▸ **Stated problem**
Answer these questions from the article on the G20 finance meeting below:
(a) In which city did the finance meeting take place?
(b) How many of their seats on the IMF executive board did European countries agree to give up?
(c) What was China's trade surplus in September?

▸ **Provided text**
* BEGIN *

Author: Roya Wolverson
October 25, 2010


The G20 finance meeting this weekend in Gyeongju, South Korea, failed to produce (FT) concrete measures to tame worsening trade and currency imbalances, as economic policymakers focus hopes on the G20's November meeting in Seoul for consensus on economic cooperation. The deal hammered out by finance ministers and central bank governors highlighted many (WSJ) of the G20's shortcomings in achieving meaningful collaboration among major industrialized and developing countries on reviving the global economy.

The meeting did yield some progress on IMF reform. European countries agreed to give up two of their seats on the IMF's twenty-four member executive board for emerging countries like China and Brazil. But decisions on reorganizing the board's quota system, which determines member countries' voting powers, were punted to 2012. Germany, Brazil, and Japan also staunchly opposed the U.S. and South Korea's push for numerical targets (Reuters) on countries' current account surpluses and deficits, aimed at staving off a looming global currency and trade war. The meeting's communiqué established that countries would maintain "sustainable" trade balances, which are closely tied to countries' exchange rates, but it waffled on the issue of determining what constituted sustainability and left the means of enforcement to future negotiations.

Recent moves by the United States and China remain the group's biggest concern. Both countries agreed at the meeting to "refrain from competitive devaluation" of their currencies. China also agreed to "move toward more market-determined exchange-rates systems that reflect underlying fundamentals."

But emerging economies worry both countries will continue to use unfair policies that undervalue their currencies to make trade gains while destabilizing global capital flows. Of particular concern to these countries is the U.S. central bank's expected announcement in November that it will begin a second round (WSJ) of so-called quantitative easing since the financial crisis, whereby the Fed buys assets like Treasury bonds to lower long-term interest rates and boost the economy. Emerging economies say this policy devalues the U.S. dollar, sending flows of hot money into countries with higher currency yields and driving up their currency values. Fears that China will continue to depress its currency value also persist, despite recent assurances by U.S. Treasury Secretary Timothy Geithner that China realizes yuan revaluation is in the country's best interests. China's trade surplus rose (Bloomberg) to $16.9 billion in September, marking the largest third-quarter trade gap since 2008, as exports rose 25 percent from a year earlier.

* END *

▸ **Labeled region entries**
* BEGIN *

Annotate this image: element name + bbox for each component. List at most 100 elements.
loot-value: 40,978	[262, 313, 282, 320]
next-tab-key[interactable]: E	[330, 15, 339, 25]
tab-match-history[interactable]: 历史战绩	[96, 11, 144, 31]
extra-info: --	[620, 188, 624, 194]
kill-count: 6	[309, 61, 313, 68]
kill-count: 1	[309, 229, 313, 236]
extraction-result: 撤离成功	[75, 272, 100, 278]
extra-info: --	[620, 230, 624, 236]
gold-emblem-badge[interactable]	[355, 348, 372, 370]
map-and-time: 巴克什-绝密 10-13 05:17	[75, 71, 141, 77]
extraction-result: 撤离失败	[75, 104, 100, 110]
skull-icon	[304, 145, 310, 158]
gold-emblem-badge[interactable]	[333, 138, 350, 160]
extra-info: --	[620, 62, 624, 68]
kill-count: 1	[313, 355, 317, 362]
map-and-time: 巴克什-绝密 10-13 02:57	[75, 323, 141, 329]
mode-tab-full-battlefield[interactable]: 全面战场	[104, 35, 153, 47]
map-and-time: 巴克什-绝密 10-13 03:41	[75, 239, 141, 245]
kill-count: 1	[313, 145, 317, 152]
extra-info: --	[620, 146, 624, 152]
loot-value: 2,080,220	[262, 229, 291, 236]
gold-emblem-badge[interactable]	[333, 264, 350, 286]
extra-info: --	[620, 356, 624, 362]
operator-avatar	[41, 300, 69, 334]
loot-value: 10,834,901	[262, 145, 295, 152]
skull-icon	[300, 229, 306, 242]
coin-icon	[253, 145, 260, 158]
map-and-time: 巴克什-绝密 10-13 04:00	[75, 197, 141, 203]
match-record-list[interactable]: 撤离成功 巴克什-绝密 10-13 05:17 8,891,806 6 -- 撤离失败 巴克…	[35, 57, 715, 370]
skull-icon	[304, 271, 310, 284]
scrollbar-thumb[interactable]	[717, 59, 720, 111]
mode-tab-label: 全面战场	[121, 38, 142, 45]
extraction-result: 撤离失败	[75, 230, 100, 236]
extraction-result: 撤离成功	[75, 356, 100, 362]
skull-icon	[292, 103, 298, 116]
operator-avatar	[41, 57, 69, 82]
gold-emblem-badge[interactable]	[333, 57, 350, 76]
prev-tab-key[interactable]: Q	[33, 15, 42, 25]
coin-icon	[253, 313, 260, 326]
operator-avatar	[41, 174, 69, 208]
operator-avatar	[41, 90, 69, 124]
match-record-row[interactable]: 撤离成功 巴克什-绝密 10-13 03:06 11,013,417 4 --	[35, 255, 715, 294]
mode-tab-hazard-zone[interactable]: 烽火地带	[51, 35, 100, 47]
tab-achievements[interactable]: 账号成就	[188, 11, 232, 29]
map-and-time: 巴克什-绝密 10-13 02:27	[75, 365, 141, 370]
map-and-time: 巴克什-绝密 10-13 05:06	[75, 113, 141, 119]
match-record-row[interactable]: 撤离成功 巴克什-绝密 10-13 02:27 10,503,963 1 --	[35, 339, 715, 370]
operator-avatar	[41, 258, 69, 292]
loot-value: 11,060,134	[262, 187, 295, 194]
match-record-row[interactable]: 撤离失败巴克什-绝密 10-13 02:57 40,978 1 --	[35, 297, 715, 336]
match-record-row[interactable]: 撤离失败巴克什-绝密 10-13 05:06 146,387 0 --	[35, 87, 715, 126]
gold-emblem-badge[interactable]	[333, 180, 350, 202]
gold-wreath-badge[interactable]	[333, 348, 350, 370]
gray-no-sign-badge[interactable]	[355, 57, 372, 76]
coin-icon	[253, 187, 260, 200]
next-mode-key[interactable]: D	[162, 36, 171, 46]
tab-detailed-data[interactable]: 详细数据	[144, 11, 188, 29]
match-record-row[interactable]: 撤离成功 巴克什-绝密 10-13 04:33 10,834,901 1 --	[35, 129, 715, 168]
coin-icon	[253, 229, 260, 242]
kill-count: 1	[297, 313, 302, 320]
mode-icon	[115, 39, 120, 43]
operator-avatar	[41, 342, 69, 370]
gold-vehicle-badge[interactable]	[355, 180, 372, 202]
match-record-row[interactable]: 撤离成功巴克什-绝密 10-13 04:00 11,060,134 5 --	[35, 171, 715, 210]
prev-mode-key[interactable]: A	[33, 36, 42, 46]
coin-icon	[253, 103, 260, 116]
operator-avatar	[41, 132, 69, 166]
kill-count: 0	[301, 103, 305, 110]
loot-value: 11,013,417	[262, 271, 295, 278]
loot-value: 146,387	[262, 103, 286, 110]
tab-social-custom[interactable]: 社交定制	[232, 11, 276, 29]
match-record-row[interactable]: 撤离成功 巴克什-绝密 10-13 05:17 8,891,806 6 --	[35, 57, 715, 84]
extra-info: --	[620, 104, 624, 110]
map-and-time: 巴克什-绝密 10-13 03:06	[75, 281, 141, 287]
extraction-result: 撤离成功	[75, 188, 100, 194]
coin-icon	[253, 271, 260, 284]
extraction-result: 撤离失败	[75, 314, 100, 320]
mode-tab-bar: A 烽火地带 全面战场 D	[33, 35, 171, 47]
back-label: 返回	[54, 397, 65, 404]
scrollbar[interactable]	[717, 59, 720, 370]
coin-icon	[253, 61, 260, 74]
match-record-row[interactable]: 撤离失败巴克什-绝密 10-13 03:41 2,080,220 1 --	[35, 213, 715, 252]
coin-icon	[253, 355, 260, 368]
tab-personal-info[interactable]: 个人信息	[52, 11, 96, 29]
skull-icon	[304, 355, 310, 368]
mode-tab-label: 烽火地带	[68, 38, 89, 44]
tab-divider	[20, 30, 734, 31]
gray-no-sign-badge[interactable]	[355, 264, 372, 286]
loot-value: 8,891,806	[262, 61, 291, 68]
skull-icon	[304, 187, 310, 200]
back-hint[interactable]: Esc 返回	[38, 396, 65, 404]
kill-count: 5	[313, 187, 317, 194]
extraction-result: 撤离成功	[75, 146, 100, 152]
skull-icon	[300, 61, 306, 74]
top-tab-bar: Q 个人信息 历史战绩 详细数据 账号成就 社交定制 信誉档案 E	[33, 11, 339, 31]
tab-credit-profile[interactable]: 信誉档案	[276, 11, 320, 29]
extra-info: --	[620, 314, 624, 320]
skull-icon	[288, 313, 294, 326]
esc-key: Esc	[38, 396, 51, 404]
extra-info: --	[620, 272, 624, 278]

* END *

▸ **Task answer**
(a) Gyeongju, South Korea
(b) Two
(c) $16.9 billion